Material provided:

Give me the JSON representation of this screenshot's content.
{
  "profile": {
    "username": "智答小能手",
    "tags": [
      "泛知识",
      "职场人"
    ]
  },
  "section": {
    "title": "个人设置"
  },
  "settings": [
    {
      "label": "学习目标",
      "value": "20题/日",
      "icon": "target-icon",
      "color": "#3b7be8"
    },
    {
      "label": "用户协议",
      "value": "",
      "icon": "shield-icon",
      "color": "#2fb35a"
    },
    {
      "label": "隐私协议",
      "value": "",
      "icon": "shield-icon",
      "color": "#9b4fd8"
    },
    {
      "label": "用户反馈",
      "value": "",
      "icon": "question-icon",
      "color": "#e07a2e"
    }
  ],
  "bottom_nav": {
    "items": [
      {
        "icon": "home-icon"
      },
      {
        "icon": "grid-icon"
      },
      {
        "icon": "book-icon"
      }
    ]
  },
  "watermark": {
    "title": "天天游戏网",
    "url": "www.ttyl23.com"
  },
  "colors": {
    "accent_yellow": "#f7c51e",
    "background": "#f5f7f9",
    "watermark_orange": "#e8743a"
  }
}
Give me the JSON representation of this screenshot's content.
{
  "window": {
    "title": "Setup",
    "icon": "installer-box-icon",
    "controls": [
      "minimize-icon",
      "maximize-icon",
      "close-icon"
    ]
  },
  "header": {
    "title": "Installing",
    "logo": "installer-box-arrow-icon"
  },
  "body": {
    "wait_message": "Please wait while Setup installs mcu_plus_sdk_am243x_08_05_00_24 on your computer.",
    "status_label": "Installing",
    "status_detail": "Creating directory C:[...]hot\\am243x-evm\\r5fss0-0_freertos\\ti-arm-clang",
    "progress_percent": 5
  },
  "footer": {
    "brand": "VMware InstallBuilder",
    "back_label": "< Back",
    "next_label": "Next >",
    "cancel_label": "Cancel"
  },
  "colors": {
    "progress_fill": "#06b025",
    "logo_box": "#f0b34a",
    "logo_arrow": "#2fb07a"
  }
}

Task details: Return all of the entries exactly as they were supplied.

Worked answer:
Give me the JSON representation of this screenshot's content.
{
  "profile": {
    "username": "智答小能手",
    "tags": [
      "泛知识",
      "职场人"
    ]
  },
  "section": {
    "title": "个人设置"
  },
  "settings": [
    {
      "label": "学习目标",
      "value": "20题/日",
      "icon": "target-icon",
      "color": "#3b7be8"
    },
    {
      "label": "用户协议",
      "value": "",
      "icon": "shield-icon",
      "color": "#2fb35a"
    },
    {
      "label": "隐私协议",
      "value": "",
      "icon": "shield-icon",
      "color": "#9b4fd8"
    },
    {
      "label": "用户反馈",
      "value": "",
      "icon": "question-icon",
      "color": "#e07a2e"
    }
  ],
  "bottom_nav": {
    "items": [
      {
        "icon": "home-icon"
      },
      {
        "icon": "grid-icon"
      },
      {
        "icon": "book-icon"
      }
    ]
  },
  "watermark": {
    "title": "天天游戏网",
    "url": "www.ttyl23.com"
  },
  "colors": {
    "accent_yellow": "#f7c51e",
    "background": "#f5f7f9",
    "watermark_orange": "#e8743a"
  }
}
Give me the JSON representation of this screenshot's content.
{
  "window": {
    "title": "Setup",
    "icon": "installer-box-icon",
    "controls": [
      "minimize-icon",
      "maximize-icon",
      "close-icon"
    ]
  },
  "header": {
    "title": "Installing",
    "logo": "installer-box-arrow-icon"
  },
  "body": {
    "wait_message": "Please wait while Setup installs mcu_plus_sdk_am243x_08_05_00_24 on your computer.",
    "status_label": "Installing",
    "status_detail": "Creating directory C:[...]hot\\am243x-evm\\r5fss0-0_freertos\\ti-arm-clang",
    "progress_percent": 5
  },
  "footer": {
    "brand": "VMware InstallBuilder",
    "back_label": "< Back",
    "next_label": "Next >",
    "cancel_label": "Cancel"
  },
  "colors": {
    "progress_fill": "#06b025",
    "logo_box": "#f0b34a",
    "logo_arrow": "#2fb07a"
  }
}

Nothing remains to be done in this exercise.